▸ **WORK TO COMPLETE**
Among the entries, which lines carry the string "bottom"? Copy each of them.

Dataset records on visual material

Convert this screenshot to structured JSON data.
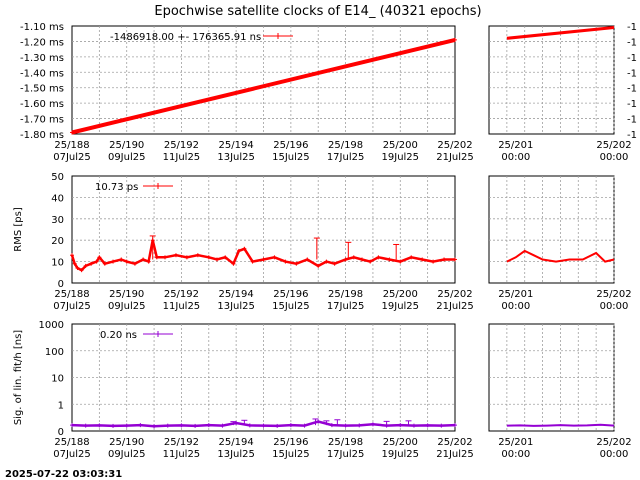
{
  "title": "Epochwise satellite clocks of E14_ (40321 epochs)",
  "timestamp": "2025-07-22 03:03:31",
  "x_ticks_main": [
    {
      "top": "25/188",
      "bottom": "07Jul25"
    },
    {
      "top": "25/190",
      "bottom": "09Jul25"
    },
    {
      "top": "25/192",
      "bottom": "11Jul25"
    },
    {
      "top": "25/194",
      "bottom": "13Jul25"
    },
    {
      "top": "25/196",
      "bottom": "15Jul25"
    },
    {
      "top": "25/198",
      "bottom": "17Jul25"
    },
    {
      "top": "25/200",
      "bottom": "19Jul25"
    },
    {
      "top": "25/202",
      "bottom": "21Jul25"
    }
  ],
  "x_ticks_zoom": [
    {
      "top": "25/201",
      "bottom": "00:00"
    },
    {
      "top": "25/202",
      "bottom": "00:00"
    }
  ],
  "colors": {
    "clock": "#ff0000",
    "rms": "#ff0000",
    "sig": "#9400d3",
    "grid": "#a0a0a0"
  },
  "chart_data": [
    {
      "type": "line",
      "name": "clock",
      "ylabel": "",
      "yticks": [
        "-1.10 ms",
        "-1.20 ms",
        "-1.30 ms",
        "-1.40 ms",
        "-1.50 ms",
        "-1.60 ms",
        "-1.70 ms",
        "-1.80 ms"
      ],
      "yticks_zoom": [
        "-1",
        "-1",
        "-1",
        "-1",
        "-1",
        "-1",
        "-1",
        "-1"
      ],
      "ylim": [
        -1.8,
        -1.1
      ],
      "legend": "-1486918.00 +-   176365.91 ns",
      "series": {
        "x": [
          188.0,
          202.0
        ],
        "y": [
          -1.79,
          -1.19
        ]
      },
      "zoom": {
        "x": [
          200.8,
          202.0
        ],
        "y": [
          -1.18,
          -1.11
        ]
      }
    },
    {
      "type": "line",
      "name": "rms",
      "ylabel": "RMS [ps]",
      "yticks": [
        "0",
        "10",
        "20",
        "30",
        "40",
        "50"
      ],
      "ylim": [
        0,
        50
      ],
      "legend": "10.73 ps",
      "series": {
        "x": [
          188.0,
          188.1,
          188.2,
          188.35,
          188.5,
          188.7,
          188.9,
          189.0,
          189.2,
          189.5,
          189.8,
          190.0,
          190.3,
          190.6,
          190.8,
          190.95,
          191.1,
          191.4,
          191.8,
          192.2,
          192.6,
          193.0,
          193.3,
          193.6,
          193.9,
          194.1,
          194.3,
          194.6,
          195.0,
          195.4,
          195.8,
          196.2,
          196.6,
          197.0,
          197.3,
          197.6,
          198.0,
          198.3,
          198.6,
          198.9,
          199.2,
          199.6,
          200.0,
          200.4,
          200.8,
          201.2,
          201.6,
          202.0
        ],
        "y": [
          13,
          9,
          7,
          6,
          8,
          9,
          10,
          12,
          9,
          10,
          11,
          10,
          9,
          11,
          10,
          20,
          12,
          12,
          13,
          12,
          13,
          12,
          11,
          12,
          9,
          15,
          16,
          10,
          11,
          12,
          10,
          9,
          11,
          8,
          10,
          9,
          11,
          12,
          11,
          10,
          12,
          11,
          10,
          12,
          11,
          10,
          11,
          11
        ]
      },
      "spikes": {
        "x": [
          190.95,
          196.95,
          198.1,
          199.85
        ],
        "y": [
          22,
          21,
          19,
          18
        ]
      },
      "zoom": {
        "x": [
          200.8,
          200.9,
          201.0,
          201.1,
          201.2,
          201.35,
          201.5,
          201.65,
          201.8,
          201.9,
          202.0
        ],
        "y": [
          10,
          12,
          15,
          13,
          11,
          10,
          11,
          11,
          14,
          10,
          11
        ]
      }
    },
    {
      "type": "line",
      "name": "sig",
      "ylabel": "Sig. of lin. fit/h [ns]",
      "yticks": [
        "0",
        "1",
        "10",
        "100",
        "1000"
      ],
      "ylim": [
        0,
        1000
      ],
      "legend": "0.20 ns",
      "series": {
        "x": [
          188.0,
          188.5,
          189.0,
          189.5,
          190.0,
          190.5,
          191.0,
          191.5,
          192.0,
          192.5,
          193.0,
          193.5,
          194.0,
          194.5,
          195.0,
          195.5,
          196.0,
          196.5,
          197.0,
          197.5,
          198.0,
          198.5,
          199.0,
          199.5,
          200.0,
          200.5,
          201.0,
          201.5,
          202.0
        ],
        "y": [
          0.22,
          0.2,
          0.21,
          0.19,
          0.2,
          0.22,
          0.18,
          0.2,
          0.21,
          0.19,
          0.22,
          0.2,
          0.3,
          0.21,
          0.2,
          0.19,
          0.22,
          0.2,
          0.35,
          0.22,
          0.2,
          0.21,
          0.25,
          0.2,
          0.22,
          0.2,
          0.21,
          0.2,
          0.22
        ]
      },
      "spikes": {
        "x": [
          193.9,
          194.3,
          196.9,
          197.3,
          197.7,
          199.5,
          200.3
        ],
        "y": [
          0.35,
          0.4,
          0.45,
          0.38,
          0.42,
          0.36,
          0.38
        ]
      },
      "zoom": {
        "x": [
          200.8,
          200.95,
          201.1,
          201.25,
          201.4,
          201.55,
          201.7,
          201.85,
          202.0
        ],
        "y": [
          0.2,
          0.21,
          0.19,
          0.2,
          0.22,
          0.2,
          0.21,
          0.23,
          0.2
        ]
      }
    }
  ]
}
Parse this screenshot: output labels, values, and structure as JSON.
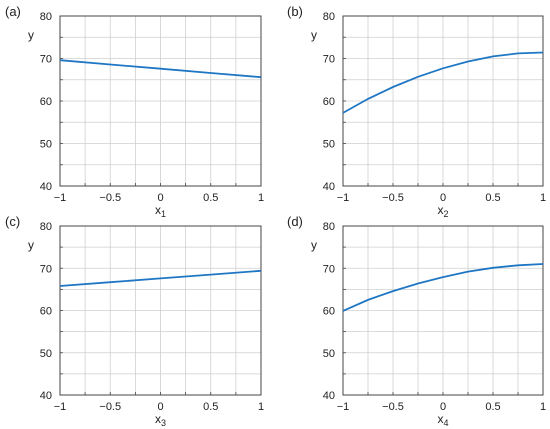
{
  "chart_data": [
    {
      "panel": "(a)",
      "type": "line",
      "xlabel": "x",
      "xlabel_sub": "1",
      "ylabel": "y",
      "xlim": [
        -1,
        1
      ],
      "ylim": [
        40,
        80
      ],
      "xticks": [
        -1,
        -0.5,
        0,
        0.5,
        1
      ],
      "xtick_labels": [
        "−1",
        "−0.5",
        "0",
        "0.5",
        "1"
      ],
      "yticks": [
        40,
        50,
        60,
        70,
        80
      ],
      "ytick_labels": [
        "40",
        "50",
        "60",
        "70",
        "80"
      ],
      "grid": true,
      "series": [
        {
          "color": "#1f77c4",
          "x": [
            -1,
            -0.5,
            0,
            0.5,
            1
          ],
          "y": [
            69.6,
            68.6,
            67.6,
            66.6,
            65.6
          ]
        }
      ]
    },
    {
      "panel": "(b)",
      "type": "line",
      "xlabel": "x",
      "xlabel_sub": "2",
      "ylabel": "y",
      "xlim": [
        -1,
        1
      ],
      "ylim": [
        40,
        80
      ],
      "xticks": [
        -1,
        -0.5,
        0,
        0.5,
        1
      ],
      "xtick_labels": [
        "−1",
        "−0.5",
        "0",
        "0.5",
        "1"
      ],
      "yticks": [
        40,
        50,
        60,
        70,
        80
      ],
      "ytick_labels": [
        "40",
        "50",
        "60",
        "70",
        "80"
      ],
      "grid": true,
      "series": [
        {
          "color": "#1f77c4",
          "x": [
            -1,
            -0.75,
            -0.5,
            -0.25,
            0,
            0.25,
            0.5,
            0.75,
            1
          ],
          "y": [
            57.2,
            60.5,
            63.3,
            65.7,
            67.7,
            69.3,
            70.5,
            71.2,
            71.4
          ]
        }
      ]
    },
    {
      "panel": "(c)",
      "type": "line",
      "xlabel": "x",
      "xlabel_sub": "3",
      "ylabel": "y",
      "xlim": [
        -1,
        1
      ],
      "ylim": [
        40,
        80
      ],
      "xticks": [
        -1,
        -0.5,
        0,
        0.5,
        1
      ],
      "xtick_labels": [
        "−1",
        "−0.5",
        "0",
        "0.5",
        "1"
      ],
      "yticks": [
        40,
        50,
        60,
        70,
        80
      ],
      "ytick_labels": [
        "40",
        "50",
        "60",
        "70",
        "80"
      ],
      "grid": true,
      "series": [
        {
          "color": "#1f77c4",
          "x": [
            -1,
            -0.5,
            0,
            0.5,
            1
          ],
          "y": [
            65.8,
            66.7,
            67.6,
            68.5,
            69.4
          ]
        }
      ]
    },
    {
      "panel": "(d)",
      "type": "line",
      "xlabel": "x",
      "xlabel_sub": "4",
      "ylabel": "y",
      "xlim": [
        -1,
        1
      ],
      "ylim": [
        40,
        80
      ],
      "xticks": [
        -1,
        -0.5,
        0,
        0.5,
        1
      ],
      "xtick_labels": [
        "−1",
        "−0.5",
        "0",
        "0.5",
        "1"
      ],
      "yticks": [
        40,
        50,
        60,
        70,
        80
      ],
      "ytick_labels": [
        "40",
        "50",
        "60",
        "70",
        "80"
      ],
      "grid": true,
      "series": [
        {
          "color": "#1f77c4",
          "x": [
            -1,
            -0.75,
            -0.5,
            -0.25,
            0,
            0.25,
            0.5,
            0.75,
            1
          ],
          "y": [
            59.9,
            62.5,
            64.6,
            66.4,
            67.9,
            69.2,
            70.1,
            70.7,
            71.0
          ]
        }
      ]
    }
  ]
}
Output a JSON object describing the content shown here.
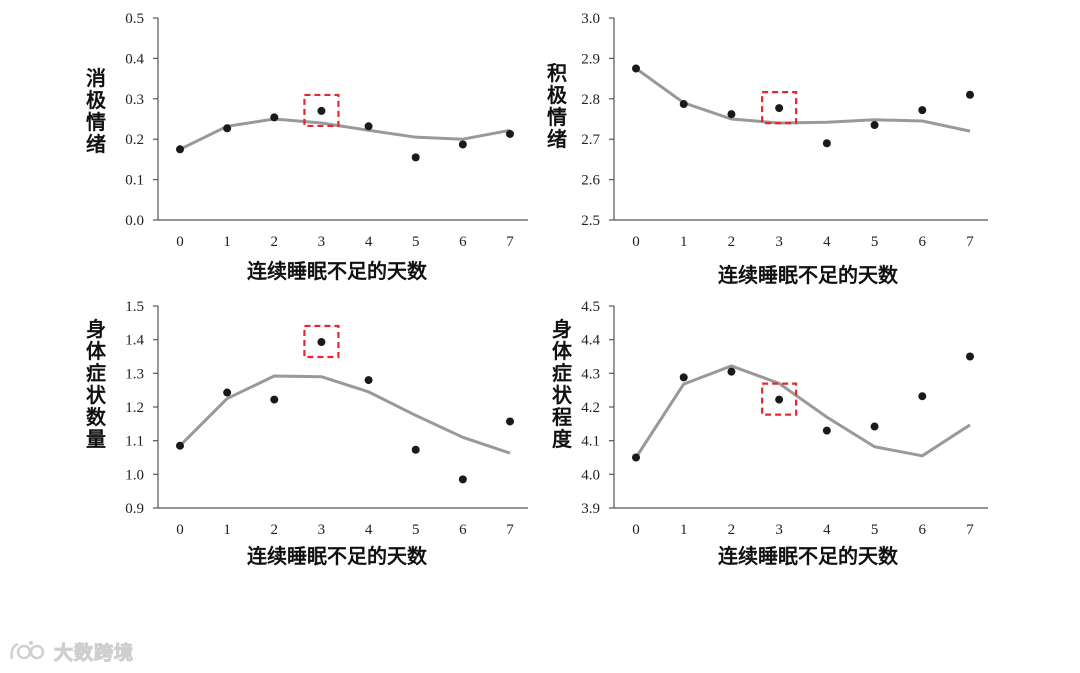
{
  "watermark": {
    "text": "大数跨境",
    "icon": "logo-icon"
  },
  "colors": {
    "trend": "#999999",
    "point": "#1a1a1a",
    "highlight": "#e8262d"
  },
  "chart_data": [
    {
      "type": "line",
      "title": "",
      "xlabel": "连续睡眠不足的天数",
      "ylabel": "消极情绪",
      "x": [
        0,
        1,
        2,
        3,
        4,
        5,
        6,
        7
      ],
      "ylim": [
        0.0,
        0.5
      ],
      "yticks": [
        "0.0",
        "0.1",
        "0.2",
        "0.3",
        "0.4",
        "0.5"
      ],
      "series": [
        {
          "kind": "line",
          "values": [
            0.175,
            0.232,
            0.25,
            0.24,
            0.222,
            0.205,
            0.2,
            0.222
          ]
        },
        {
          "kind": "scatter",
          "values": [
            0.175,
            0.227,
            0.254,
            0.27,
            0.232,
            0.155,
            0.187,
            0.213
          ]
        }
      ],
      "highlight_x": 3
    },
    {
      "type": "line",
      "title": "",
      "xlabel": "连续睡眠不足的天数",
      "ylabel": "积极情绪",
      "x": [
        0,
        1,
        2,
        3,
        4,
        5,
        6,
        7
      ],
      "ylim": [
        2.5,
        3.0
      ],
      "yticks": [
        "2.5",
        "2.6",
        "2.7",
        "2.8",
        "2.9",
        "3.0"
      ],
      "series": [
        {
          "kind": "line",
          "values": [
            2.875,
            2.79,
            2.75,
            2.74,
            2.742,
            2.748,
            2.745,
            2.72
          ]
        },
        {
          "kind": "scatter",
          "values": [
            2.875,
            2.787,
            2.762,
            2.777,
            2.69,
            2.735,
            2.772,
            2.81
          ]
        }
      ],
      "highlight_x": 3
    },
    {
      "type": "line",
      "title": "",
      "xlabel": "连续睡眠不足的天数",
      "ylabel": "身体症状数量",
      "x": [
        0,
        1,
        2,
        3,
        4,
        5,
        6,
        7
      ],
      "ylim": [
        0.9,
        1.5
      ],
      "yticks": [
        "0.9",
        "1.0",
        "1.1",
        "1.2",
        "1.3",
        "1.4",
        "1.5"
      ],
      "series": [
        {
          "kind": "line",
          "values": [
            1.085,
            1.225,
            1.292,
            1.29,
            1.245,
            1.175,
            1.11,
            1.063
          ]
        },
        {
          "kind": "scatter",
          "values": [
            1.085,
            1.243,
            1.222,
            1.393,
            1.28,
            1.073,
            0.985,
            1.157
          ]
        }
      ],
      "highlight_x": 3
    },
    {
      "type": "line",
      "title": "",
      "xlabel": "连续睡眠不足的天数",
      "ylabel": "身体症状程度",
      "x": [
        0,
        1,
        2,
        3,
        4,
        5,
        6,
        7
      ],
      "ylim": [
        3.9,
        4.5
      ],
      "yticks": [
        "3.9",
        "4.0",
        "4.1",
        "4.2",
        "4.3",
        "4.4",
        "4.5"
      ],
      "series": [
        {
          "kind": "line",
          "values": [
            4.05,
            4.268,
            4.322,
            4.27,
            4.17,
            4.082,
            4.055,
            4.147
          ]
        },
        {
          "kind": "scatter",
          "values": [
            4.05,
            4.288,
            4.305,
            4.222,
            4.13,
            4.142,
            4.232,
            4.35
          ]
        }
      ],
      "highlight_x": 3
    }
  ]
}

▸ **ANSWER TO THE EXERCISE**
      "bottom": "07Jul25"
      "bottom": "09Jul25"
      "bottom": "11Jul25"
      "bottom": "13Jul25"
      "bottom": "15Jul25"
      "bottom": "17Jul25"
      "bottom": "19Jul25"
      "bottom": "21Jul25"
      "bottom": "00:00"
      "bottom": "00:00"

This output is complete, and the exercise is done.